→ Aim
Give only the number of lines in the data that include the string "TRADE".

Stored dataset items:
+-------+

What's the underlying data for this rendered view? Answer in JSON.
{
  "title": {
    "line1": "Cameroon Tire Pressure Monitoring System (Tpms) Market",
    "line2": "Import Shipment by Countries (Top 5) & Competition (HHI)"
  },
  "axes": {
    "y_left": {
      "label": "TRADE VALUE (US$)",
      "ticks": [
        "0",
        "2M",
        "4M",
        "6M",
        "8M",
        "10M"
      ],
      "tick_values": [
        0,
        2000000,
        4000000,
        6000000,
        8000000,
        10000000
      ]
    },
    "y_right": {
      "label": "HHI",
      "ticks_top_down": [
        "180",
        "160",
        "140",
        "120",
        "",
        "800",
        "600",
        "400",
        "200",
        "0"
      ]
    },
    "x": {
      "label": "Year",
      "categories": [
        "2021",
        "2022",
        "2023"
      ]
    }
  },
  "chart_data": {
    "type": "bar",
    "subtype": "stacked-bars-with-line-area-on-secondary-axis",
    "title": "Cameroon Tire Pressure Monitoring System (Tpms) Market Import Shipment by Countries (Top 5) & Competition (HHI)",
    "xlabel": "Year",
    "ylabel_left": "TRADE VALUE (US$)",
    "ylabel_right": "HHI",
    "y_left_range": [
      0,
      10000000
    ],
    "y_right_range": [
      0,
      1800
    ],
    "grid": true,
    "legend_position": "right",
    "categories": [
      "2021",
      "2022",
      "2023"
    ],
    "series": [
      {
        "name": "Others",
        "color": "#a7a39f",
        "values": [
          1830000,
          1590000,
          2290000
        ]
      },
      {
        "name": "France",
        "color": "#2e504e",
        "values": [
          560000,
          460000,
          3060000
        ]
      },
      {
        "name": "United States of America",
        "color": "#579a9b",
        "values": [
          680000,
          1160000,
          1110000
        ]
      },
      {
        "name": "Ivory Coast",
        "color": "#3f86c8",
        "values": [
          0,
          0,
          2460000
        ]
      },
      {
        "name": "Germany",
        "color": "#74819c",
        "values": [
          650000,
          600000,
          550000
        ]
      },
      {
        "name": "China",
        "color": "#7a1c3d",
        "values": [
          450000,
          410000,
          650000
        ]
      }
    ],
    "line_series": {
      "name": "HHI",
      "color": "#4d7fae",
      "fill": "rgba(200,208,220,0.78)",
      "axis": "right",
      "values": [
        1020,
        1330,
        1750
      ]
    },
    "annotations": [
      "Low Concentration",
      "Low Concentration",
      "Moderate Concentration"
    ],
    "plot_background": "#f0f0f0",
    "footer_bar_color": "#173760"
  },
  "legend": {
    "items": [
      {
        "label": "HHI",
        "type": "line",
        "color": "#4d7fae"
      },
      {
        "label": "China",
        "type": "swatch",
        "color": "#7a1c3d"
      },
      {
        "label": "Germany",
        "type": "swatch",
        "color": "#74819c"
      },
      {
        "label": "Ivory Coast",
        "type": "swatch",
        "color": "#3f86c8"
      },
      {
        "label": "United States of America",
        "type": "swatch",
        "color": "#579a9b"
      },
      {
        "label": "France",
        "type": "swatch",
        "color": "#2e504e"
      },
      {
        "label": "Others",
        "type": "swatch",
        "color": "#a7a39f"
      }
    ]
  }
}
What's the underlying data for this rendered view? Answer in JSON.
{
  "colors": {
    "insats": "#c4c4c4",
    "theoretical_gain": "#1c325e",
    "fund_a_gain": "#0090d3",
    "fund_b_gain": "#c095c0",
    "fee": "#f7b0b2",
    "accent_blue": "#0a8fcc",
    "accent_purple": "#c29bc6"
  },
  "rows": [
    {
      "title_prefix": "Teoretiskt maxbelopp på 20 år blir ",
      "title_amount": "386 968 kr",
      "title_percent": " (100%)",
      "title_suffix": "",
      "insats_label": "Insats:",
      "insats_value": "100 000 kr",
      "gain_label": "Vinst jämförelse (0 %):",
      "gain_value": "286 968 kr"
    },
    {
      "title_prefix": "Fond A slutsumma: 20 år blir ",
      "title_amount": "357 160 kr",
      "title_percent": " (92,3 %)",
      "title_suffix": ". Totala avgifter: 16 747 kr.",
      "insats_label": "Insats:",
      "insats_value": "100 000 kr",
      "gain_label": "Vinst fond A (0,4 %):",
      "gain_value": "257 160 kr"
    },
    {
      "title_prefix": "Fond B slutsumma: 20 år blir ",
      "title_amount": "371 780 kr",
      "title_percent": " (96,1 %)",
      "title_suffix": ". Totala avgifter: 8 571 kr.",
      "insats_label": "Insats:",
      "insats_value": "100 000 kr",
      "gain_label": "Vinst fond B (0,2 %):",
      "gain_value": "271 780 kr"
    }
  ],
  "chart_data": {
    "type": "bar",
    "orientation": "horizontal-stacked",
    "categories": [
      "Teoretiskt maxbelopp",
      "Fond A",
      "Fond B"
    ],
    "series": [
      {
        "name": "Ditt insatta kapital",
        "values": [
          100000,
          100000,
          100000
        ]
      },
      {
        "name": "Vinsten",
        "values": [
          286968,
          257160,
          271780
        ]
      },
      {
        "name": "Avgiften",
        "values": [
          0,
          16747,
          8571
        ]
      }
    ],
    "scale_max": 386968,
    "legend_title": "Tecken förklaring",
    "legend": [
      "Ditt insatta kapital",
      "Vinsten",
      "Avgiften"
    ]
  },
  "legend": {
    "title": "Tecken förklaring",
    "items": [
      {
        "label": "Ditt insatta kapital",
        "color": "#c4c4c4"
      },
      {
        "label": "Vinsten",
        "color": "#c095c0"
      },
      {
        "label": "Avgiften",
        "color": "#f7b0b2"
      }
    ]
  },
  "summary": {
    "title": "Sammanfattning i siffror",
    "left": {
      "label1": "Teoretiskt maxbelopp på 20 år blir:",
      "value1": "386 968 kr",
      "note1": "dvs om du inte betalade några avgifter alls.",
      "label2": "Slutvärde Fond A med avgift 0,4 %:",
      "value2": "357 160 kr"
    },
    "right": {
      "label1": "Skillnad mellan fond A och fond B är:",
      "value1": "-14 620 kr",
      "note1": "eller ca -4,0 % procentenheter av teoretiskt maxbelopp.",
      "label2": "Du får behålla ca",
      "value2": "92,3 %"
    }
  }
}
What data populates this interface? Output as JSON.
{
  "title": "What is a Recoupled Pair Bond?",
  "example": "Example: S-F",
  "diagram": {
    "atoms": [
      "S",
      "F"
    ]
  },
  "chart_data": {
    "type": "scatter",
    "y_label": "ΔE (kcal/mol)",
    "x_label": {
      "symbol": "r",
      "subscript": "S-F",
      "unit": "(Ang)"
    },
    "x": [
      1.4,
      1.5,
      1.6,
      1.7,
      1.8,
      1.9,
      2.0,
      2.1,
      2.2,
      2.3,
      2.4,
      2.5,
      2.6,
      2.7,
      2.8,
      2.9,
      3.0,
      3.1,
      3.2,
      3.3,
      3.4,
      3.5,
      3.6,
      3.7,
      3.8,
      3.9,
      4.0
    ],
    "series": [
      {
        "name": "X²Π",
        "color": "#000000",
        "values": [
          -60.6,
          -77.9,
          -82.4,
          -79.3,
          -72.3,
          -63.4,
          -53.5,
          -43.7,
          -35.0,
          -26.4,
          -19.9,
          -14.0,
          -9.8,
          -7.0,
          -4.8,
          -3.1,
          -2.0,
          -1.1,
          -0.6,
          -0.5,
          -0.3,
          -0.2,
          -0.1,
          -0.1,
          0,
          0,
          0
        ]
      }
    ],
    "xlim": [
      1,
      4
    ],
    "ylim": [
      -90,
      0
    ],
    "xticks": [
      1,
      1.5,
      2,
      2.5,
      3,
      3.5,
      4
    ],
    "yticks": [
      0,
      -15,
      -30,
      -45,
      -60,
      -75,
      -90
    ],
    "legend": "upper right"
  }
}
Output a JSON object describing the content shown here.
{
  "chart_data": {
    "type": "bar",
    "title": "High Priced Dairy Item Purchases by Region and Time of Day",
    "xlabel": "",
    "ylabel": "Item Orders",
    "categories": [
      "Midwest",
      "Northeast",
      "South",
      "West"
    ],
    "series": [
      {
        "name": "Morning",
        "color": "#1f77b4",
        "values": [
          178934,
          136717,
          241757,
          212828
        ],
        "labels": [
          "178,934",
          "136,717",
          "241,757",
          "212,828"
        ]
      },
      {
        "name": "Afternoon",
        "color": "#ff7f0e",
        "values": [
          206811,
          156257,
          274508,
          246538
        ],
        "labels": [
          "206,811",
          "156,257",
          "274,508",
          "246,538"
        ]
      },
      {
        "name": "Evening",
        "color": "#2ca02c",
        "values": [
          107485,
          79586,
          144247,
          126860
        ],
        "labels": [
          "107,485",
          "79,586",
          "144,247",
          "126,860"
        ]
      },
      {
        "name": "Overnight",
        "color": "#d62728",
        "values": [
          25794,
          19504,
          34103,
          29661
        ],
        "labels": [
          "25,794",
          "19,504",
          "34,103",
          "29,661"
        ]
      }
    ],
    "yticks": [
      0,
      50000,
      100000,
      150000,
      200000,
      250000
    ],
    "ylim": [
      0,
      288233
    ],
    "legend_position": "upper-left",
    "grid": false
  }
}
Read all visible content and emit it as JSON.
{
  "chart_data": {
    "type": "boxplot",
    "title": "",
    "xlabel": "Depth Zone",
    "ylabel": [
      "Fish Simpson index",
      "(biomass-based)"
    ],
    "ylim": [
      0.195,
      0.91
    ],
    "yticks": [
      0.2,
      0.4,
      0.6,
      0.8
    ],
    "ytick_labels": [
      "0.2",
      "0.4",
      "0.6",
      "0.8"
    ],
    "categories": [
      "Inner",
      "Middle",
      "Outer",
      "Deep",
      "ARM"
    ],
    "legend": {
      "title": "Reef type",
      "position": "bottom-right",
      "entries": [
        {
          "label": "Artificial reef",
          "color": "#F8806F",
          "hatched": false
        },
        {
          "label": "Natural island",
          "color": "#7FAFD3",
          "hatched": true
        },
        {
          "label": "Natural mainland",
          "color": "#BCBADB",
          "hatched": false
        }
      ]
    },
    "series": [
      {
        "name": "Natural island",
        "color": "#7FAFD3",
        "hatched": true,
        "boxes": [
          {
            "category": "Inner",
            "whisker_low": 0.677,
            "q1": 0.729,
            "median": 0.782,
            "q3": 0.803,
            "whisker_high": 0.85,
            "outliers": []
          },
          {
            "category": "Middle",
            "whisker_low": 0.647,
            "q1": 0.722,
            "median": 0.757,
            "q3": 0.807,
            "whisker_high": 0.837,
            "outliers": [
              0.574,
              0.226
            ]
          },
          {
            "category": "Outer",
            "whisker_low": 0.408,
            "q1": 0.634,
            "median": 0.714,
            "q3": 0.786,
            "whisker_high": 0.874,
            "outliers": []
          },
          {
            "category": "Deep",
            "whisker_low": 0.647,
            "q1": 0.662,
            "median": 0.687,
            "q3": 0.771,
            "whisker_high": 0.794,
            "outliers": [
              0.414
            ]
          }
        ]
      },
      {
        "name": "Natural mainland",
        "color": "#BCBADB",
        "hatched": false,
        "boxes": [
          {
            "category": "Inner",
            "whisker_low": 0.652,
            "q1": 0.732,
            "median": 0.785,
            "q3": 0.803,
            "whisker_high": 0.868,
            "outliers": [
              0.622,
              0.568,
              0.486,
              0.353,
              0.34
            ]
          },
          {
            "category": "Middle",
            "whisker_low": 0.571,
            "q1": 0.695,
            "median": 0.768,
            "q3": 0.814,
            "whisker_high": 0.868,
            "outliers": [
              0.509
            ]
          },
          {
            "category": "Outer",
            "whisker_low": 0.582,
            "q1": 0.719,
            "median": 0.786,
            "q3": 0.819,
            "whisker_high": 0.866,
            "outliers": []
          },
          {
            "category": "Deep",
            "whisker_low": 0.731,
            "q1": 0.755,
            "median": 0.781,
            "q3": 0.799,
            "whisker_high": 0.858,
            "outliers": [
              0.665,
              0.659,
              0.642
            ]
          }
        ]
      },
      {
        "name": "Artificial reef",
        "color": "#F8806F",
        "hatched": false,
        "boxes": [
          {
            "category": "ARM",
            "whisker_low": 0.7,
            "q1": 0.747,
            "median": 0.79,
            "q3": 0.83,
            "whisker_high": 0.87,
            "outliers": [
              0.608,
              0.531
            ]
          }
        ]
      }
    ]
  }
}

+-------+

→ Solution to this task
2